(Dataset records)

Begin

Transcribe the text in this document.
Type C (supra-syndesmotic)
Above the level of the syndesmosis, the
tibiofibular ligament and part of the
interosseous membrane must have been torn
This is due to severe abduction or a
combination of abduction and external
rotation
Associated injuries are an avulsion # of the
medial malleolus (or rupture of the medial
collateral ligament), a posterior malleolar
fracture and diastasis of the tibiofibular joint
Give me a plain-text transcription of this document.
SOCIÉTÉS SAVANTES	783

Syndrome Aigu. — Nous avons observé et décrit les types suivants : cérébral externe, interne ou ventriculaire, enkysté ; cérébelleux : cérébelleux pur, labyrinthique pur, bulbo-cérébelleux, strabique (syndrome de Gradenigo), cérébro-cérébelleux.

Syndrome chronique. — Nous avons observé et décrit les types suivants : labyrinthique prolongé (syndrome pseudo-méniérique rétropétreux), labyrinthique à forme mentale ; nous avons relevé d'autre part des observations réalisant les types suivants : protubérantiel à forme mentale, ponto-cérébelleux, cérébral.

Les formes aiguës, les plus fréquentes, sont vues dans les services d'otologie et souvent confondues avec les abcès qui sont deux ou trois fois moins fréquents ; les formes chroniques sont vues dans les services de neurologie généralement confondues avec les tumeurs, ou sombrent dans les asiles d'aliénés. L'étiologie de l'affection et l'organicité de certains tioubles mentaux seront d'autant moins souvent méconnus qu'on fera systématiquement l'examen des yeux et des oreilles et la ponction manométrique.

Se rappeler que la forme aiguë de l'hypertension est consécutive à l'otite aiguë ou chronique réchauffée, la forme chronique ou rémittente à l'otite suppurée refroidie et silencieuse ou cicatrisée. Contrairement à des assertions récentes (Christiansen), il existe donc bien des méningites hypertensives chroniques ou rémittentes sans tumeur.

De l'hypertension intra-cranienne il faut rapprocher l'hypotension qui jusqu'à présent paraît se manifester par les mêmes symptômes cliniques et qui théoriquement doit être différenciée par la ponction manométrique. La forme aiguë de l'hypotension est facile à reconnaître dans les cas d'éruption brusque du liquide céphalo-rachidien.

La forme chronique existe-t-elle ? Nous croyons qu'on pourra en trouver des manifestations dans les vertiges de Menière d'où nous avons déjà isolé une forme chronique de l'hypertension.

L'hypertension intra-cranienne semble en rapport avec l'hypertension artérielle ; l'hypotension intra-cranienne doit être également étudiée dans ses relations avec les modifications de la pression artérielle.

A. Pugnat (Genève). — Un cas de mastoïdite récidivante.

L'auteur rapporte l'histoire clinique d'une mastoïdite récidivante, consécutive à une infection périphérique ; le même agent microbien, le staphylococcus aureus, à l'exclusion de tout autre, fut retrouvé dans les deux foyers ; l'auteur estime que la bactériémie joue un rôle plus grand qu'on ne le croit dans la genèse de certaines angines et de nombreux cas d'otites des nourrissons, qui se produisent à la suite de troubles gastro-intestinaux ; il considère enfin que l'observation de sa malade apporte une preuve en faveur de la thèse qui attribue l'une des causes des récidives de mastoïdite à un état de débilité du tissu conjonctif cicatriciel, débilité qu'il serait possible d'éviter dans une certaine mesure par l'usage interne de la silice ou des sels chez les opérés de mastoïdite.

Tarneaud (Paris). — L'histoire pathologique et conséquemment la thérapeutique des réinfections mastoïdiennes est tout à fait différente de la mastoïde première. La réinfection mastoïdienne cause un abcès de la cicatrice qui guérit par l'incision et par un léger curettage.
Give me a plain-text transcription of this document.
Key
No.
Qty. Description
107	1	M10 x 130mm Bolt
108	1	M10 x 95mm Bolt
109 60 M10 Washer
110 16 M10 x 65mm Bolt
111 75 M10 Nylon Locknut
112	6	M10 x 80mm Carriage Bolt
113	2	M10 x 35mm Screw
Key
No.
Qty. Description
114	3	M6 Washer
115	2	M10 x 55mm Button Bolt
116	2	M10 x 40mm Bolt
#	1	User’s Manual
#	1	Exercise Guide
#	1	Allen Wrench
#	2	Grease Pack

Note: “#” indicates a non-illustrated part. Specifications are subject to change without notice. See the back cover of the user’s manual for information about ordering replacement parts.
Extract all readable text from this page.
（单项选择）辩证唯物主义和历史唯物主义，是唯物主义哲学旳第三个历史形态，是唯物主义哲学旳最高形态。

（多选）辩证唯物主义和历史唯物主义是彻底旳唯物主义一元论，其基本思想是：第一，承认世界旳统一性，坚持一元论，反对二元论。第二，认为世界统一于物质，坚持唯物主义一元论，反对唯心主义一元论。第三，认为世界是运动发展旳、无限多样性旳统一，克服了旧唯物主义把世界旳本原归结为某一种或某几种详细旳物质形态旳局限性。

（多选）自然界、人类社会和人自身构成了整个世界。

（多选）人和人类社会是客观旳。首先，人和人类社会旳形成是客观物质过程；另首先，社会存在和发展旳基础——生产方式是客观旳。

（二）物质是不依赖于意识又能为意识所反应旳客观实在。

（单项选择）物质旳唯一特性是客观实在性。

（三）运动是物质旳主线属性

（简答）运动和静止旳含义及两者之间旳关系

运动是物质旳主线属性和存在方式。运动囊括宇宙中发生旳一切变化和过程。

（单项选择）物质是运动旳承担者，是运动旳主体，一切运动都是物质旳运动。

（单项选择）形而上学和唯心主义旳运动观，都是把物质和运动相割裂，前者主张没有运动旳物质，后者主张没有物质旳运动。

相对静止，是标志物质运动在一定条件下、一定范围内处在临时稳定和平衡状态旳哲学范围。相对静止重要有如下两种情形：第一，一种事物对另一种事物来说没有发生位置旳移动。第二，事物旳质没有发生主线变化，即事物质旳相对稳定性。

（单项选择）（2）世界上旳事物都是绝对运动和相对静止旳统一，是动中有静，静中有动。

End

Print the records above exactly as they appear.

Transcribe the text in this document.
Type C (supra-syndesmotic)
Above the level of the syndesmosis, the
tibiofibular ligament and part of the
interosseous membrane must have been torn
This is due to severe abduction or a
combination of abduction and external
rotation
Associated injuries are an avulsion # of the
medial malleolus (or rupture of the medial
collateral ligament), a posterior malleolar
fracture and diastasis of the tibiofibular joint
Give me a plain-text transcription of this document.
SOCIÉTÉS SAVANTES	783

Syndrome Aigu. — Nous avons observé et décrit les types suivants : cérébral externe, interne ou ventriculaire, enkysté ; cérébelleux : cérébelleux pur, labyrinthique pur, bulbo-cérébelleux, strabique (syndrome de Gradenigo), cérébro-cérébelleux.

Syndrome chronique. — Nous avons observé et décrit les types suivants : labyrinthique prolongé (syndrome pseudo-méniérique rétropétreux), labyrinthique à forme mentale ; nous avons relevé d'autre part des observations réalisant les types suivants : protubérantiel à forme mentale, ponto-cérébelleux, cérébral.

Les formes aiguës, les plus fréquentes, sont vues dans les services d'otologie et souvent confondues avec les abcès qui sont deux ou trois fois moins fréquents ; les formes chroniques sont vues dans les services de neurologie généralement confondues avec les tumeurs, ou sombrent dans les asiles d'aliénés. L'étiologie de l'affection et l'organicité de certains tioubles mentaux seront d'autant moins souvent méconnus qu'on fera systématiquement l'examen des yeux et des oreilles et la ponction manométrique.

Se rappeler que la forme aiguë de l'hypertension est consécutive à l'otite aiguë ou chronique réchauffée, la forme chronique ou rémittente à l'otite suppurée refroidie et silencieuse ou cicatrisée. Contrairement à des assertions récentes (Christiansen), il existe donc bien des méningites hypertensives chroniques ou rémittentes sans tumeur.

De l'hypertension intra-cranienne il faut rapprocher l'hypotension qui jusqu'à présent paraît se manifester par les mêmes symptômes cliniques et qui théoriquement doit être différenciée par la ponction manométrique. La forme aiguë de l'hypotension est facile à reconnaître dans les cas d'éruption brusque du liquide céphalo-rachidien.

La forme chronique existe-t-elle ? Nous croyons qu'on pourra en trouver des manifestations dans les vertiges de Menière d'où nous avons déjà isolé une forme chronique de l'hypertension.

L'hypertension intra-cranienne semble en rapport avec l'hypertension artérielle ; l'hypotension intra-cranienne doit être également étudiée dans ses relations avec les modifications de la pression artérielle.

A. Pugnat (Genève). — Un cas de mastoïdite récidivante.

L'auteur rapporte l'histoire clinique d'une mastoïdite récidivante, consécutive à une infection périphérique ; le même agent microbien, le staphylococcus aureus, à l'exclusion de tout autre, fut retrouvé dans les deux foyers ; l'auteur estime que la bactériémie joue un rôle plus grand qu'on ne le croit dans la genèse de certaines angines et de nombreux cas d'otites des nourrissons, qui se produisent à la suite de troubles gastro-intestinaux ; il considère enfin que l'observation de sa malade apporte une preuve en faveur de la thèse qui attribue l'une des causes des récidives de mastoïdite à un état de débilité du tissu conjonctif cicatriciel, débilité qu'il serait possible d'éviter dans une certaine mesure par l'usage interne de la silice ou des sels chez les opérés de mastoïdite.

Tarneaud (Paris). — L'histoire pathologique et conséquemment la thérapeutique des réinfections mastoïdiennes est tout à fait différente de la mastoïde première. La réinfection mastoïdienne cause un abcès de la cicatrice qui guérit par l'incision et par un léger curettage.
Give me a plain-text transcription of this document.
Key
No.
Qty. Description
107	1	M10 x 130mm Bolt
108	1	M10 x 95mm Bolt
109 60 M10 Washer
110 16 M10 x 65mm Bolt
111 75 M10 Nylon Locknut
112	6	M10 x 80mm Carriage Bolt
113	2	M10 x 35mm Screw
Key
No.
Qty. Description
114	3	M6 Washer
115	2	M10 x 55mm Button Bolt
116	2	M10 x 40mm Bolt
#	1	User’s Manual
#	1	Exercise Guide
#	1	Allen Wrench
#	2	Grease Pack

Note: “#” indicates a non-illustrated part. Specifications are subject to change without notice. See the back cover of the user’s manual for information about ordering replacement parts.
Extract all readable text from this page.
（单项选择）辩证唯物主义和历史唯物主义，是唯物主义哲学旳第三个历史形态，是唯物主义哲学旳最高形态。

（多选）辩证唯物主义和历史唯物主义是彻底旳唯物主义一元论，其基本思想是：第一，承认世界旳统一性，坚持一元论，反对二元论。第二，认为世界统一于物质，坚持唯物主义一元论，反对唯心主义一元论。第三，认为世界是运动发展旳、无限多样性旳统一，克服了旧唯物主义把世界旳本原归结为某一种或某几种详细旳物质形态旳局限性。

（多选）自然界、人类社会和人自身构成了整个世界。

（多选）人和人类社会是客观旳。首先，人和人类社会旳形成是客观物质过程；另首先，社会存在和发展旳基础——生产方式是客观旳。

（二）物质是不依赖于意识又能为意识所反应旳客观实在。

（单项选择）物质旳唯一特性是客观实在性。

（三）运动是物质旳主线属性

（简答）运动和静止旳含义及两者之间旳关系

运动是物质旳主线属性和存在方式。运动囊括宇宙中发生旳一切变化和过程。

（单项选择）物质是运动旳承担者，是运动旳主体，一切运动都是物质旳运动。

（单项选择）形而上学和唯心主义旳运动观，都是把物质和运动相割裂，前者主张没有运动旳物质，后者主张没有物质旳运动。

相对静止，是标志物质运动在一定条件下、一定范围内处在临时稳定和平衡状态旳哲学范围。相对静止重要有如下两种情形：第一，一种事物对另一种事物来说没有发生位置旳移动。第二，事物旳质没有发生主线变化，即事物质旳相对稳定性。

（单项选择）（2）世界上旳事物都是绝对运动和相对静止旳统一，是动中有静，静中有动。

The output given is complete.